STATED EXERCISE
Select every line below containing the word "kind".

WORKING DATA
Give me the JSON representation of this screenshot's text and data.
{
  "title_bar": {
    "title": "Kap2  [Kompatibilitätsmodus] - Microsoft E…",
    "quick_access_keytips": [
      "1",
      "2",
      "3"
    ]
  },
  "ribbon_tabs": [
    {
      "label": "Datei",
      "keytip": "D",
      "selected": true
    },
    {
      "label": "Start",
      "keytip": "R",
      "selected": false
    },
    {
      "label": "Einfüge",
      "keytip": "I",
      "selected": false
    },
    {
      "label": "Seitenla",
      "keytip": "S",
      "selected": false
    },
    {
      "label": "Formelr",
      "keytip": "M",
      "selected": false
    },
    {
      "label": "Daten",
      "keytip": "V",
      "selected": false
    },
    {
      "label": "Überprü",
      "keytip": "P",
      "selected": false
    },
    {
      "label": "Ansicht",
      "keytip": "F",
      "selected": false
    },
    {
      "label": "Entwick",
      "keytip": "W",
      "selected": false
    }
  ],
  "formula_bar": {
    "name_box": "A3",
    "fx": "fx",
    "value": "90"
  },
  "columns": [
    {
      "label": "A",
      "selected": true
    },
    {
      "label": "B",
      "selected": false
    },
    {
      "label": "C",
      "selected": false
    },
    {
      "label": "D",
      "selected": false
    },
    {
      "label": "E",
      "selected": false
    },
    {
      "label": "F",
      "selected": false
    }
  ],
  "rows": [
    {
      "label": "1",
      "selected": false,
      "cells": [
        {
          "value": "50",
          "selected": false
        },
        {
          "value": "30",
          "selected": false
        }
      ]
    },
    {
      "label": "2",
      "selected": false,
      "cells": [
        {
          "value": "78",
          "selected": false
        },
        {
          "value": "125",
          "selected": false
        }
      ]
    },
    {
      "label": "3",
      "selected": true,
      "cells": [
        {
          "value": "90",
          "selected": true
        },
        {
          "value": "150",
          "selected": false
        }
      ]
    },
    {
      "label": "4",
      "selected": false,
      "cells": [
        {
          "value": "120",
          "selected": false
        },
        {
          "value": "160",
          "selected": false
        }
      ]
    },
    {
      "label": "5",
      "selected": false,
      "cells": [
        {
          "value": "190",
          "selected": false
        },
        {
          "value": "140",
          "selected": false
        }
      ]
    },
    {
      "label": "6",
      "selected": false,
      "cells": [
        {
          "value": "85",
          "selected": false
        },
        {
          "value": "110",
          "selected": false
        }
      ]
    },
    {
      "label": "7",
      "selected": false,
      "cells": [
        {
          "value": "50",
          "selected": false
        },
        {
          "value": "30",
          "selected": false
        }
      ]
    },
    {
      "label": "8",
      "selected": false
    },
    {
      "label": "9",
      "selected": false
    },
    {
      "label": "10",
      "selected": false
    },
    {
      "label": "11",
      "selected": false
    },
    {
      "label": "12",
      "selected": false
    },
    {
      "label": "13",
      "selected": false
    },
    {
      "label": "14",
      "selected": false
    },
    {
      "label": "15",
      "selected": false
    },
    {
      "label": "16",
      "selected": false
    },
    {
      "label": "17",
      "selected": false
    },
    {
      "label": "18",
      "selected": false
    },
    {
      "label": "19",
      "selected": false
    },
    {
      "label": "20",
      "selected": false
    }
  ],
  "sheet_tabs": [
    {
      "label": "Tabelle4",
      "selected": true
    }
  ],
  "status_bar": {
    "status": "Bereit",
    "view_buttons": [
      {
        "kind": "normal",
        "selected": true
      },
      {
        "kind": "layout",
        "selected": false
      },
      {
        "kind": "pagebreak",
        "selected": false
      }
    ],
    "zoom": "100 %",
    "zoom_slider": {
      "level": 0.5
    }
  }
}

RIGHT ANSWER
        "kind": "normal",
        "kind": "layout",
        "kind": "pagebreak",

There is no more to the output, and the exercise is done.